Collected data
┄┄┄┄┄┄┄┄┄┄┄┄┄┄┄┄┄┄┄┄

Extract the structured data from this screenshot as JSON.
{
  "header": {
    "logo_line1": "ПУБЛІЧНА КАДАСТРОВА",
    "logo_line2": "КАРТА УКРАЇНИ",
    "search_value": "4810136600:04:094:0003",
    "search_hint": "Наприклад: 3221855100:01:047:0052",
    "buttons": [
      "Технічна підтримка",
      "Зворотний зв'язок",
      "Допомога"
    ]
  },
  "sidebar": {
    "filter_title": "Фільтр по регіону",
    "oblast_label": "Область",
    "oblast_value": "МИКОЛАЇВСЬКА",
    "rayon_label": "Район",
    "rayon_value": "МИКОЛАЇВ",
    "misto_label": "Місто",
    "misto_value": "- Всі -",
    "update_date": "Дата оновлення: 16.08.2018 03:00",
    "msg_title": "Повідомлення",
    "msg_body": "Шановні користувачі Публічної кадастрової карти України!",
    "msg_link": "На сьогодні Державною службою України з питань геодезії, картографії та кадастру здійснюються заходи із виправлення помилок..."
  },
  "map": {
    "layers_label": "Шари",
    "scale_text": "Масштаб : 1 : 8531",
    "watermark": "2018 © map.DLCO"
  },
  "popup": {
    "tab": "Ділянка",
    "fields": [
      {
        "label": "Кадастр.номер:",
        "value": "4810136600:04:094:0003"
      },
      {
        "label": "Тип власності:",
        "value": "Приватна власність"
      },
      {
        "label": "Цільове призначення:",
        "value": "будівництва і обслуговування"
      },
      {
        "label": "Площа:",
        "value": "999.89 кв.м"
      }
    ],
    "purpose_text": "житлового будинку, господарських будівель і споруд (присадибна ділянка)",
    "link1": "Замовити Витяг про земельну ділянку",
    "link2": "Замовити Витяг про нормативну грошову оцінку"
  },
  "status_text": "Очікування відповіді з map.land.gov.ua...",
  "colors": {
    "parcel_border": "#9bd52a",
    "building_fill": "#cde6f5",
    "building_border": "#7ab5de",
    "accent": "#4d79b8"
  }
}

┄┄┄┄┄┄┄┄┄┄┄┄┄┄┄┄┄┄┄┄

--- INSTRUCTIONS TO FOLLOW ---
Find every line that holds "Витяг" and copy it.

--- RIGHT ANSWER ---
    "link1": "Замовити Витяг про земельну ділянку",
    "link2": "Замовити Витяг про нормативну грошову оцінку"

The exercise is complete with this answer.